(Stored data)
━━━━━━━━━━━━━━━━━━━━━━━━━━━━━━

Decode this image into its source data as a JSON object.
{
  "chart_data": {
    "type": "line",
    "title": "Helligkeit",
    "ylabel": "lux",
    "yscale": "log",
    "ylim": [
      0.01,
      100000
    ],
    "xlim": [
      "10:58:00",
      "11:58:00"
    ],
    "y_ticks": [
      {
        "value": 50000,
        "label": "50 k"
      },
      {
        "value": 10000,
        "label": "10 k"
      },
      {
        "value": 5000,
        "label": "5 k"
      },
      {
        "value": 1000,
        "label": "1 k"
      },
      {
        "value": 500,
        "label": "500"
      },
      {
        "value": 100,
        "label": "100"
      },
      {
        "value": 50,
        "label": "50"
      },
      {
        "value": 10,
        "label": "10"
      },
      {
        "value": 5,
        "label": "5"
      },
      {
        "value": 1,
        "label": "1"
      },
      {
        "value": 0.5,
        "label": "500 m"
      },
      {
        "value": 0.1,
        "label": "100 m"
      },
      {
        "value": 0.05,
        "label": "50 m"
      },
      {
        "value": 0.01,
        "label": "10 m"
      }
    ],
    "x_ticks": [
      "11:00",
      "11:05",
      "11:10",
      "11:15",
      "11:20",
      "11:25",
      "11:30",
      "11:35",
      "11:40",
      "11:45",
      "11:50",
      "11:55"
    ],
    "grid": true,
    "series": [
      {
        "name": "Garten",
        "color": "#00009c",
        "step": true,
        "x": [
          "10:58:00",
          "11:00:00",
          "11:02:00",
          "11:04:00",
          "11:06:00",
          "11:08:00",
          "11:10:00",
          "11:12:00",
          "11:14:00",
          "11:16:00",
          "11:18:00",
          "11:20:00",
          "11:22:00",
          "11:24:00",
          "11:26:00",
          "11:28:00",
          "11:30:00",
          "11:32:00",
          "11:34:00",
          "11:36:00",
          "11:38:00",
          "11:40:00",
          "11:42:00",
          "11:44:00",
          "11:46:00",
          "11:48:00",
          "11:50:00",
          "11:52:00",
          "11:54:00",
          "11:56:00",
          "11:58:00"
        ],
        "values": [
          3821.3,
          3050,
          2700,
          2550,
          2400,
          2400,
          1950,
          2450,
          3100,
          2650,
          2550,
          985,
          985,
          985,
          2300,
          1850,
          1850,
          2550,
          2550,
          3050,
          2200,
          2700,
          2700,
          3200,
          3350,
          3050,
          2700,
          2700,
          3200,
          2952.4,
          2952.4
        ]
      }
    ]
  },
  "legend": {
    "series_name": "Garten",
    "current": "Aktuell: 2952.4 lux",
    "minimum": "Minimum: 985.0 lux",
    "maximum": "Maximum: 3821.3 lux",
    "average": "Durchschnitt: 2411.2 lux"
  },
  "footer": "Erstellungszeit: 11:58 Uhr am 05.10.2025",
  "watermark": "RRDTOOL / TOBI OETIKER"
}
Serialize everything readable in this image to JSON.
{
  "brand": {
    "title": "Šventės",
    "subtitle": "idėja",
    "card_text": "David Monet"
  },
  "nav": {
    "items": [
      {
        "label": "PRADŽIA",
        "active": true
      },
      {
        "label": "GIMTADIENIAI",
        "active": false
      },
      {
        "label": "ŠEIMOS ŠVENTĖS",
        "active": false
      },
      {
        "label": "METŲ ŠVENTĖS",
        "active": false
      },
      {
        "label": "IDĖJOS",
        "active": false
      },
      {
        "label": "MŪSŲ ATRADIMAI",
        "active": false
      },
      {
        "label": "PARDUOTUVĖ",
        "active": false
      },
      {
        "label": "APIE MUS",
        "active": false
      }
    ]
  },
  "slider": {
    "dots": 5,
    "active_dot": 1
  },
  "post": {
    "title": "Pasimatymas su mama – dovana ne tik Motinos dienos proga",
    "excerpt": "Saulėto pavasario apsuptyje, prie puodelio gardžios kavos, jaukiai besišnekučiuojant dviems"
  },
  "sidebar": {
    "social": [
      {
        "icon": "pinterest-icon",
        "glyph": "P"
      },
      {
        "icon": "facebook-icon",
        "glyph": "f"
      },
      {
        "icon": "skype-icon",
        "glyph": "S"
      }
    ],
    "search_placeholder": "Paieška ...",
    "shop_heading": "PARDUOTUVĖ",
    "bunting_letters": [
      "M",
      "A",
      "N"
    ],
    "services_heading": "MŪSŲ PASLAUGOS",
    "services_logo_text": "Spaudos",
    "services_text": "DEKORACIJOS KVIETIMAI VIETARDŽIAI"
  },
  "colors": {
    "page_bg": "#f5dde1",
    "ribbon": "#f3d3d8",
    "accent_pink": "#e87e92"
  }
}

━━━━━━━━━━━━━━━━━━━━━━━━━━━━━━

> **Short problem**
Working from the material above, retype it in its entirety without change.

> **Solution**
Decode this image into its source data as a JSON object.
{
  "chart_data": {
    "type": "line",
    "title": "Helligkeit",
    "ylabel": "lux",
    "yscale": "log",
    "ylim": [
      0.01,
      100000
    ],
    "xlim": [
      "10:58:00",
      "11:58:00"
    ],
    "y_ticks": [
      {
        "value": 50000,
        "label": "50 k"
      },
      {
        "value": 10000,
        "label": "10 k"
      },
      {
        "value": 5000,
        "label": "5 k"
      },
      {
        "value": 1000,
        "label": "1 k"
      },
      {
        "value": 500,
        "label": "500"
      },
      {
        "value": 100,
        "label": "100"
      },
      {
        "value": 50,
        "label": "50"
      },
      {
        "value": 10,
        "label": "10"
      },
      {
        "value": 5,
        "label": "5"
      },
      {
        "value": 1,
        "label": "1"
      },
      {
        "value": 0.5,
        "label": "500 m"
      },
      {
        "value": 0.1,
        "label": "100 m"
      },
      {
        "value": 0.05,
        "label": "50 m"
      },
      {
        "value": 0.01,
        "label": "10 m"
      }
    ],
    "x_ticks": [
      "11:00",
      "11:05",
      "11:10",
      "11:15",
      "11:20",
      "11:25",
      "11:30",
      "11:35",
      "11:40",
      "11:45",
      "11:50",
      "11:55"
    ],
    "grid": true,
    "series": [
      {
        "name": "Garten",
        "color": "#00009c",
        "step": true,
        "x": [
          "10:58:00",
          "11:00:00",
          "11:02:00",
          "11:04:00",
          "11:06:00",
          "11:08:00",
          "11:10:00",
          "11:12:00",
          "11:14:00",
          "11:16:00",
          "11:18:00",
          "11:20:00",
          "11:22:00",
          "11:24:00",
          "11:26:00",
          "11:28:00",
          "11:30:00",
          "11:32:00",
          "11:34:00",
          "11:36:00",
          "11:38:00",
          "11:40:00",
          "11:42:00",
          "11:44:00",
          "11:46:00",
          "11:48:00",
          "11:50:00",
          "11:52:00",
          "11:54:00",
          "11:56:00",
          "11:58:00"
        ],
        "values": [
          3821.3,
          3050,
          2700,
          2550,
          2400,
          2400,
          1950,
          2450,
          3100,
          2650,
          2550,
          985,
          985,
          985,
          2300,
          1850,
          1850,
          2550,
          2550,
          3050,
          2200,
          2700,
          2700,
          3200,
          3350,
          3050,
          2700,
          2700,
          3200,
          2952.4,
          2952.4
        ]
      }
    ]
  },
  "legend": {
    "series_name": "Garten",
    "current": "Aktuell: 2952.4 lux",
    "minimum": "Minimum: 985.0 lux",
    "maximum": "Maximum: 3821.3 lux",
    "average": "Durchschnitt: 2411.2 lux"
  },
  "footer": "Erstellungszeit: 11:58 Uhr am 05.10.2025",
  "watermark": "RRDTOOL / TOBI OETIKER"
}
Serialize everything readable in this image to JSON.
{
  "brand": {
    "title": "Šventės",
    "subtitle": "idėja",
    "card_text": "David Monet"
  },
  "nav": {
    "items": [
      {
        "label": "PRADŽIA",
        "active": true
      },
      {
        "label": "GIMTADIENIAI",
        "active": false
      },
      {
        "label": "ŠEIMOS ŠVENTĖS",
        "active": false
      },
      {
        "label": "METŲ ŠVENTĖS",
        "active": false
      },
      {
        "label": "IDĖJOS",
        "active": false
      },
      {
        "label": "MŪSŲ ATRADIMAI",
        "active": false
      },
      {
        "label": "PARDUOTUVĖ",
        "active": false
      },
      {
        "label": "APIE MUS",
        "active": false
      }
    ]
  },
  "slider": {
    "dots": 5,
    "active_dot": 1
  },
  "post": {
    "title": "Pasimatymas su mama – dovana ne tik Motinos dienos proga",
    "excerpt": "Saulėto pavasario apsuptyje, prie puodelio gardžios kavos, jaukiai besišnekučiuojant dviems"
  },
  "sidebar": {
    "social": [
      {
        "icon": "pinterest-icon",
        "glyph": "P"
      },
      {
        "icon": "facebook-icon",
        "glyph": "f"
      },
      {
        "icon": "skype-icon",
        "glyph": "S"
      }
    ],
    "search_placeholder": "Paieška ...",
    "shop_heading": "PARDUOTUVĖ",
    "bunting_letters": [
      "M",
      "A",
      "N"
    ],
    "services_heading": "MŪSŲ PASLAUGOS",
    "services_logo_text": "Spaudos",
    "services_text": "DEKORACIJOS KVIETIMAI VIETARDŽIAI"
  },
  "colors": {
    "page_bg": "#f5dde1",
    "ribbon": "#f3d3d8",
    "accent_pink": "#e87e92"
  }
}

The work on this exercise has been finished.